● DO THIS
Your copy of the material must match it exactly, except that pictures are dropped.
= = = = = = =
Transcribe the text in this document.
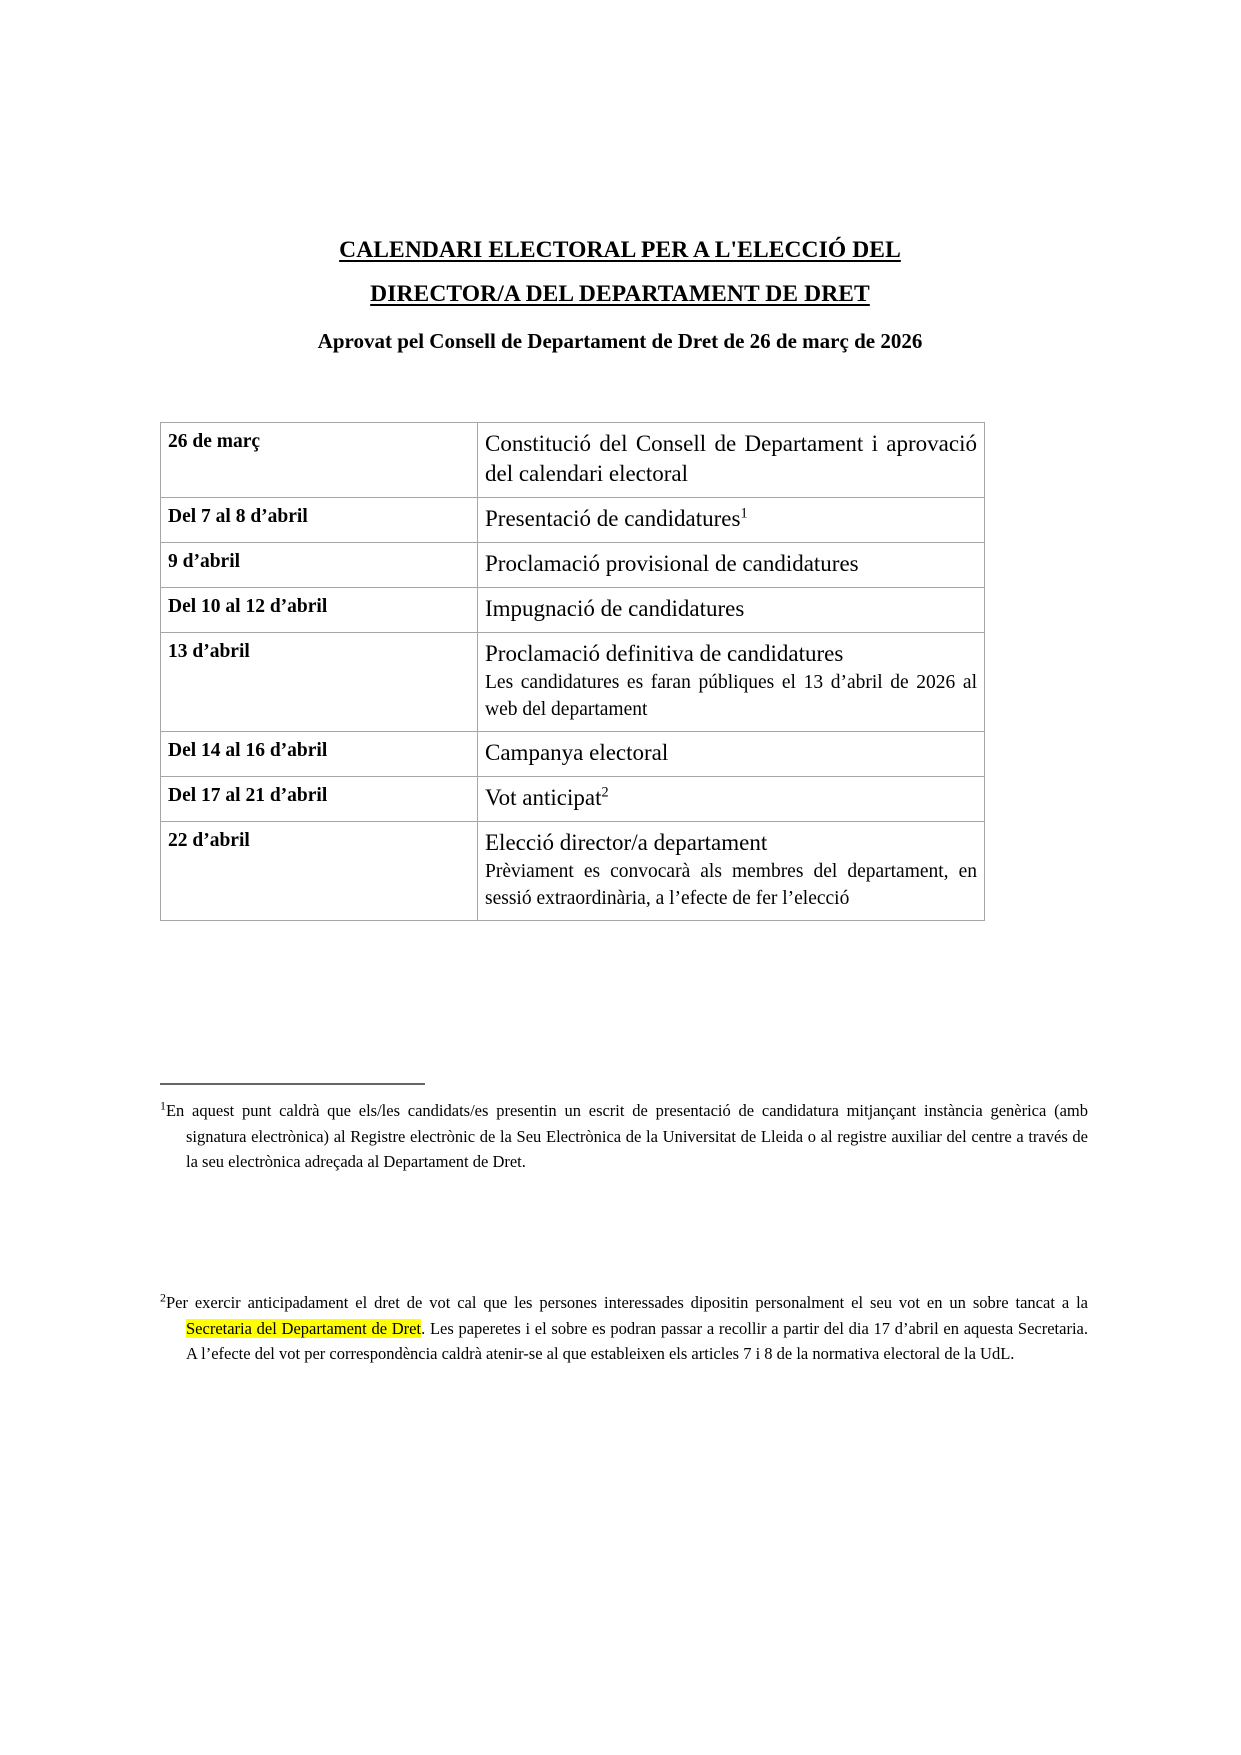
CALENDARI ELECTORAL PER A L'ELECCIÓ DEL
DIRECTOR/A DEL DEPARTAMENT DE DRET
Aprovat pel Consell de Departament de Dret de 26 de març de 2026
26 de març	Constitució del Consell de Departament i aprovació del calendari electoral

Del 7 al 8 d’abril	Presentació de candidatures$^1$

9 d’abril	Proclamació provisional de candidatures

Del 10 al 12 d’abril	Impugnació de candidatures

13 d’abril	Proclamació definitiva de candidatures
Les candidatures es faran públiques el 13 d’abril de 2026 al web del departament

Del 14 al 16 d’abril	Campanya electoral

Del 17 al 21 d’abril	Vot anticipat$^2$

22 d’abril	Elecció director/a departament
Prèviament es convocarà als membres del departament, en sessió extraordinària, a l’efecte de fer l’elecció

$^1$En aquest punt caldrà que els/les candidats/es presentin un escrit de presentació de candidatura mitjançant instància genèrica (amb signatura electrònica) al Registre electrònic de la Seu Electrònica de la Universitat de Lleida o al registre auxiliar del centre a través de la seu electrònica adreçada al Departament de Dret.

$^2$Per exercir anticipadament el dret de vot cal que les persones interessades dipositin personalment el seu vot en un sobre tancat a la Secretaria del Departament de Dret. Les paperetes i el sobre es podran passar a recollir a partir del dia 17 d’abril en aquesta Secretaria. A l’efecte del vot per correspondència caldrà atenir-se al que estableixen els articles 7 i 8 de la normativa electoral de la UdL.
= = = = = = =
● WRITTEN SOLUTION
Transcribe the text in this document.
CALENDARI ELECTORAL PER A L'ELECCIÓ DEL
DIRECTOR/A DEL DEPARTAMENT DE DRET
Aprovat pel Consell de Departament de Dret de 26 de març de 2026
26 de març	Constitució del Consell de Departament i aprovació del calendari electoral

Del 7 al 8 d’abril	Presentació de candidatures$^1$

9 d’abril	Proclamació provisional de candidatures

Del 10 al 12 d’abril	Impugnació de candidatures

13 d’abril	Proclamació definitiva de candidatures
Les candidatures es faran públiques el 13 d’abril de 2026 al web del departament

Del 14 al 16 d’abril	Campanya electoral

Del 17 al 21 d’abril	Vot anticipat$^2$

22 d’abril	Elecció director/a departament
Prèviament es convocarà als membres del departament, en sessió extraordinària, a l’efecte de fer l’elecció

$^1$En aquest punt caldrà que els/les candidats/es presentin un escrit de presentació de candidatura mitjançant instància genèrica (amb signatura electrònica) al Registre electrònic de la Seu Electrònica de la Universitat de Lleida o al registre auxiliar del centre a través de la seu electrònica adreçada al Departament de Dret.

$^2$Per exercir anticipadament el dret de vot cal que les persones interessades dipositin personalment el seu vot en un sobre tancat a la Secretaria del Departament de Dret. Les paperetes i el sobre es podran passar a recollir a partir del dia 17 d’abril en aquesta Secretaria. A l’efecte del vot per correspondència caldrà atenir-se al que estableixen els articles 7 i 8 de la normativa electoral de la UdL.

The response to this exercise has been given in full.